» Your task: Pull out every line below holding the word "been".

» Materials provided:
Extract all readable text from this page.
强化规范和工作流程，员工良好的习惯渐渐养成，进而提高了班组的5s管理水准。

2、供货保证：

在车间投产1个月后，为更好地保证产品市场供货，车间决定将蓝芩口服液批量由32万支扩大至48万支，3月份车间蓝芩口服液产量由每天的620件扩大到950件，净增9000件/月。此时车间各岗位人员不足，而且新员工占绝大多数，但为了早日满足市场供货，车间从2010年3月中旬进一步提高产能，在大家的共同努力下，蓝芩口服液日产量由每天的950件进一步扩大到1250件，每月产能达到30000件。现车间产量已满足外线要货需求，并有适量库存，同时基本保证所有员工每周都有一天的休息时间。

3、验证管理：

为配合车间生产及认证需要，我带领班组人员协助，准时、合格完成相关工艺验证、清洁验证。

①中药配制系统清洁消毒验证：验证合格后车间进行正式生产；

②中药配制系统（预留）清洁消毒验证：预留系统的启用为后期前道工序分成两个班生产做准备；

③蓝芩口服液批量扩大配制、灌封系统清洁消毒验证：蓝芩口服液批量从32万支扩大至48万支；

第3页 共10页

--

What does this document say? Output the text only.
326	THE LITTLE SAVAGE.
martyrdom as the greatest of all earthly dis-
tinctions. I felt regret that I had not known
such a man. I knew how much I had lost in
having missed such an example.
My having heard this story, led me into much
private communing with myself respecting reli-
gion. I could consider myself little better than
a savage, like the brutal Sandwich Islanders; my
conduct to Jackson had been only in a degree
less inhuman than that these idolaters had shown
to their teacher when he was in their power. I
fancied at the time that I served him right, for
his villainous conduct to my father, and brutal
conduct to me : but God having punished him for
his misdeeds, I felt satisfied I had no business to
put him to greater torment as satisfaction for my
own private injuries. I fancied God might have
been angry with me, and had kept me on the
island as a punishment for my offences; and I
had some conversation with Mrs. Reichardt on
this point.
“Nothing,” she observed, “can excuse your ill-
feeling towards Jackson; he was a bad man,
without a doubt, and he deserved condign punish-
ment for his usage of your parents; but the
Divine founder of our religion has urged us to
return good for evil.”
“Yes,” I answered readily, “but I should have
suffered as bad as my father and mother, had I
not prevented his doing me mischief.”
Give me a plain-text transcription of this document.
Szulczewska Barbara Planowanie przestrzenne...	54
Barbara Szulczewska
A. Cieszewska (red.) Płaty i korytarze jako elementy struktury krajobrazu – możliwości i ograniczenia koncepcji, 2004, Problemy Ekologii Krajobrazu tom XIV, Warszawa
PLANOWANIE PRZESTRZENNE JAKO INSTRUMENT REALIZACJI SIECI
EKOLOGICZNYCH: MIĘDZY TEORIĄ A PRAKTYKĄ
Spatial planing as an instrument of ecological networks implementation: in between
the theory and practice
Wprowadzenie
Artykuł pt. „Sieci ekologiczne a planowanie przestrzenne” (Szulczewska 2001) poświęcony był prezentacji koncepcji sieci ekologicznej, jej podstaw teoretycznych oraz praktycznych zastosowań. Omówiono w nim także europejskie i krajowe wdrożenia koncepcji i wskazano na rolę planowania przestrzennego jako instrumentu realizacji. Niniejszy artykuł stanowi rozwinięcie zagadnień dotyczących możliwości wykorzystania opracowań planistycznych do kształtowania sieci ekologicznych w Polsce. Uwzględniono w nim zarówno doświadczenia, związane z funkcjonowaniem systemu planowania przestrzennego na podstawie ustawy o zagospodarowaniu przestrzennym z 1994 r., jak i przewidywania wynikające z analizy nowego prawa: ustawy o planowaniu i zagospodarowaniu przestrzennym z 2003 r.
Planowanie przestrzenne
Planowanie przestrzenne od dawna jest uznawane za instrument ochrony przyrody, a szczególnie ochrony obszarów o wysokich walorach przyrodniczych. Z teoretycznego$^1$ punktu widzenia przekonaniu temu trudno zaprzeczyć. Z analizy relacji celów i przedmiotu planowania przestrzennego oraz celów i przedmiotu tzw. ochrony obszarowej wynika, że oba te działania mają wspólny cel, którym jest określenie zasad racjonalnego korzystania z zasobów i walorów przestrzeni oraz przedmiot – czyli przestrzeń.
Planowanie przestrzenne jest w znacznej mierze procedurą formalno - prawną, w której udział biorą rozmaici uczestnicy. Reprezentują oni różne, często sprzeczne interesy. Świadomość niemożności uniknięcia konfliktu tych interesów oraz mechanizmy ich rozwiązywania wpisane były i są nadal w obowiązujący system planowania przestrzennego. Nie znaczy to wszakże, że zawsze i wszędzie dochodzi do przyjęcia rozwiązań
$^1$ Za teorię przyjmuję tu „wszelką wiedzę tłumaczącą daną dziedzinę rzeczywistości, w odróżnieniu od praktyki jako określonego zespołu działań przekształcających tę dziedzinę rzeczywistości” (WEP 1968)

» Reply:
conduct to Jackson had been only in a degree
been angry with me, and had kept me on the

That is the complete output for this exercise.